▶ EXERCISE GOAL:
Find every line below that contains the word "согласие" and copy it out.

Extracted data entries:

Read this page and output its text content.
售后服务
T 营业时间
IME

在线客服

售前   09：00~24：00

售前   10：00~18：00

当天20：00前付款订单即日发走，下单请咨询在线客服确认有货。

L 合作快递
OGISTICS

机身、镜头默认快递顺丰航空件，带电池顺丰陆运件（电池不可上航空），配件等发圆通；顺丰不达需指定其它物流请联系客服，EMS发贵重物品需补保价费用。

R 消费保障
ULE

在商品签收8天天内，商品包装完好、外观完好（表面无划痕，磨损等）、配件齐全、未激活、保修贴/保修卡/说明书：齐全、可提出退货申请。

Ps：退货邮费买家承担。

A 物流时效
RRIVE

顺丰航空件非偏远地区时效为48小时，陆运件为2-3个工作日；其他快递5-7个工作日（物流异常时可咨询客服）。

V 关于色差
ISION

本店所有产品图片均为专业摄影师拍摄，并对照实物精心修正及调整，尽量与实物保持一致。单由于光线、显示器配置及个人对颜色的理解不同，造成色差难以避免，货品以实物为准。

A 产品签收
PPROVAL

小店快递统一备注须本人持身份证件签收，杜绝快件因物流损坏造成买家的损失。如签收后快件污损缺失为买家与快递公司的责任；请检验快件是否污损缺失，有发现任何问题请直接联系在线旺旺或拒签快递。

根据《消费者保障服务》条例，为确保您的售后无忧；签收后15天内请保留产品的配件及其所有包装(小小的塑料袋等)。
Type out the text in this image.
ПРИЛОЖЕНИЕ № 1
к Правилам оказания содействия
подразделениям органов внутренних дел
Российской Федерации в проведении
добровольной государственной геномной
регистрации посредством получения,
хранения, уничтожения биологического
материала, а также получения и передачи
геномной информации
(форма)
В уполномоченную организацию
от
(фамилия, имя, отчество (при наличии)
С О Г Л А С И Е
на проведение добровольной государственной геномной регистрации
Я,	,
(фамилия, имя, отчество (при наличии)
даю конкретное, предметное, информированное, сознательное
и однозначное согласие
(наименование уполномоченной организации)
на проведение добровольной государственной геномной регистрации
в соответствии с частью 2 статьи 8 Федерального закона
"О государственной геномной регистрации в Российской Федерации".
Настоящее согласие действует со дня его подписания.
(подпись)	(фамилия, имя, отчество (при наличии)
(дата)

▶ COMPLETE RESPONSE:
и однозначное согласие
Настоящее согласие действует со дня его подписания.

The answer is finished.